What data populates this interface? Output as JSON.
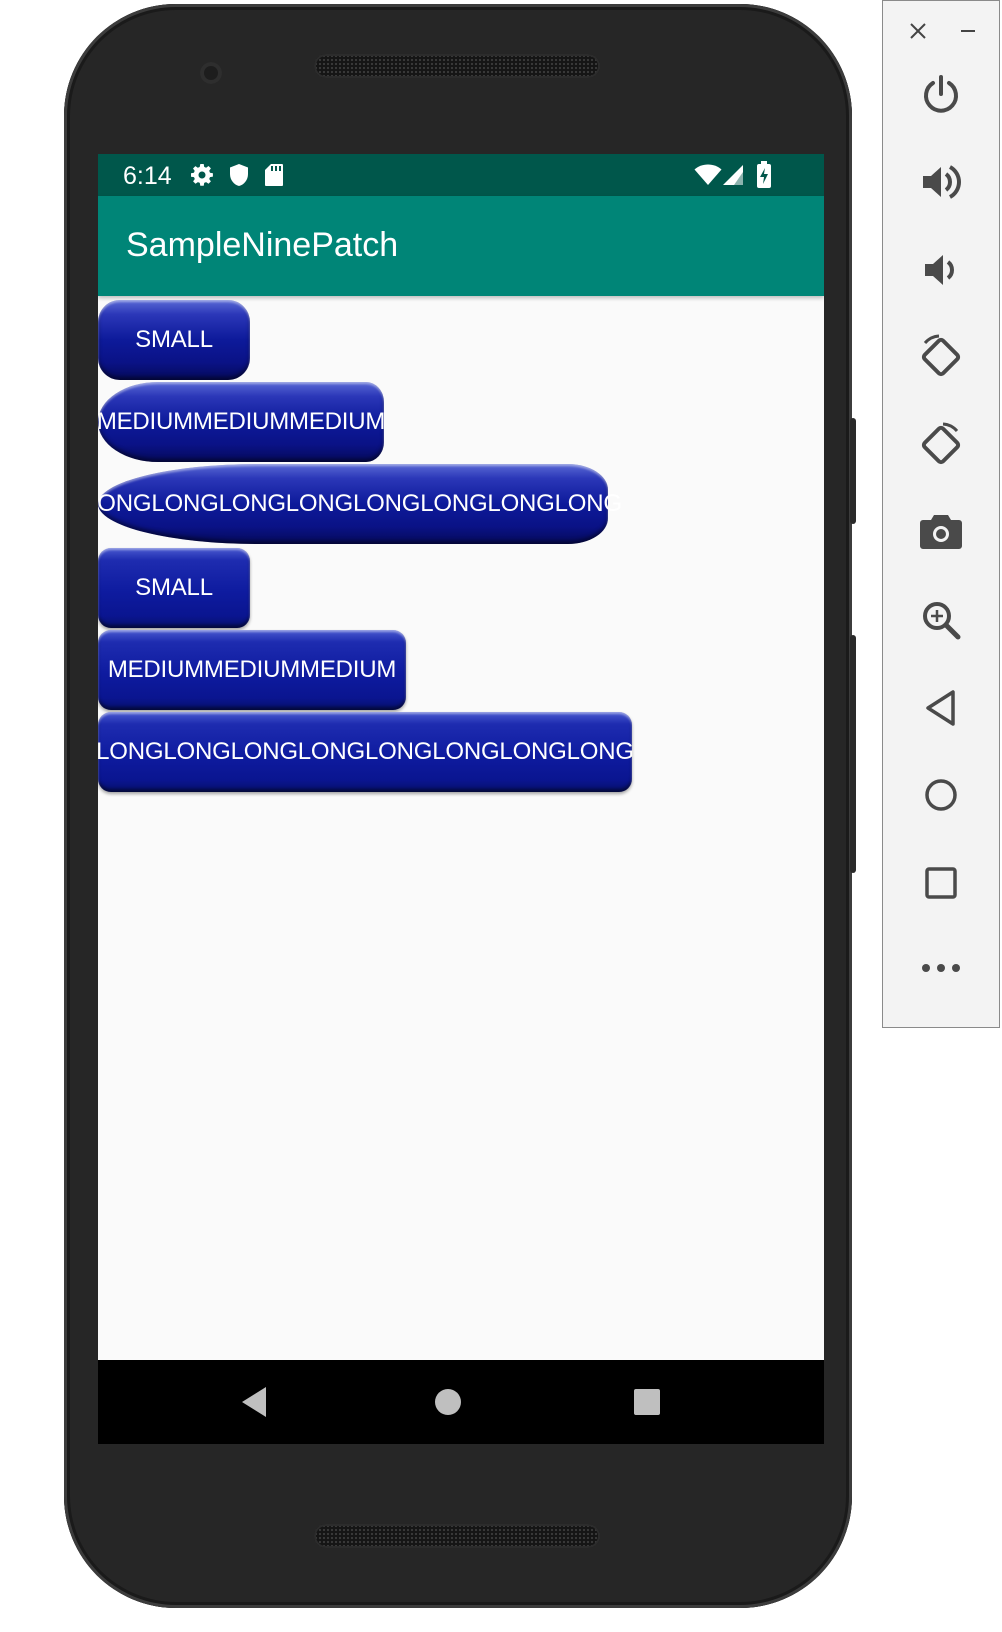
{
  "status_bar": {
    "time": "6:14",
    "icons": [
      "settings-gear-icon",
      "shield-icon",
      "sd-card-icon",
      "wifi-icon",
      "signal-icon",
      "battery-charging-icon"
    ]
  },
  "app_bar": {
    "title": "SampleNinePatch"
  },
  "buttons": [
    {
      "label": "SMALL",
      "style": "stretched-blob"
    },
    {
      "label": "MEDIUMMEDIUMMEDIUM",
      "style": "stretched-blob"
    },
    {
      "label": "LONGLONGLONGLONGLONGLONGLONGLONG",
      "style": "stretched-blob"
    },
    {
      "label": "SMALL",
      "style": "nine-patch"
    },
    {
      "label": "MEDIUMMEDIUMMEDIUM",
      "style": "nine-patch"
    },
    {
      "label": "LONGLONGLONGLONGLONGLONGLONGLONG",
      "style": "nine-patch"
    }
  ],
  "navigation_bar": {
    "items": [
      "back-icon",
      "home-icon",
      "recents-icon"
    ]
  },
  "emulator_panel": {
    "window_controls": [
      "close-icon",
      "minimize-icon"
    ],
    "tools": [
      "power-icon",
      "volume-up-icon",
      "volume-down-icon",
      "rotate-left-icon",
      "rotate-right-icon",
      "camera-icon",
      "zoom-icon",
      "back-icon",
      "home-icon",
      "overview-icon",
      "more-icon"
    ]
  },
  "colors": {
    "status_bar": "#00574b",
    "app_bar": "#008577",
    "button_blue": "#0d1a9a",
    "screen_background": "#fafafa"
  }
}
^^^^^^^^^^^^^^^^
■ What you will do ■
Transcribe the records above exactly, leaving out every picture.

■ Exercise response ■
What data populates this interface? Output as JSON.
{
  "status_bar": {
    "time": "6:14",
    "icons": [
      "settings-gear-icon",
      "shield-icon",
      "sd-card-icon",
      "wifi-icon",
      "signal-icon",
      "battery-charging-icon"
    ]
  },
  "app_bar": {
    "title": "SampleNinePatch"
  },
  "buttons": [
    {
      "label": "SMALL",
      "style": "stretched-blob"
    },
    {
      "label": "MEDIUMMEDIUMMEDIUM",
      "style": "stretched-blob"
    },
    {
      "label": "LONGLONGLONGLONGLONGLONGLONGLONG",
      "style": "stretched-blob"
    },
    {
      "label": "SMALL",
      "style": "nine-patch"
    },
    {
      "label": "MEDIUMMEDIUMMEDIUM",
      "style": "nine-patch"
    },
    {
      "label": "LONGLONGLONGLONGLONGLONGLONGLONG",
      "style": "nine-patch"
    }
  ],
  "navigation_bar": {
    "items": [
      "back-icon",
      "home-icon",
      "recents-icon"
    ]
  },
  "emulator_panel": {
    "window_controls": [
      "close-icon",
      "minimize-icon"
    ],
    "tools": [
      "power-icon",
      "volume-up-icon",
      "volume-down-icon",
      "rotate-left-icon",
      "rotate-right-icon",
      "camera-icon",
      "zoom-icon",
      "back-icon",
      "home-icon",
      "overview-icon",
      "more-icon"
    ]
  },
  "colors": {
    "status_bar": "#00574b",
    "app_bar": "#008577",
    "button_blue": "#0d1a9a",
    "screen_background": "#fafafa"
  }
}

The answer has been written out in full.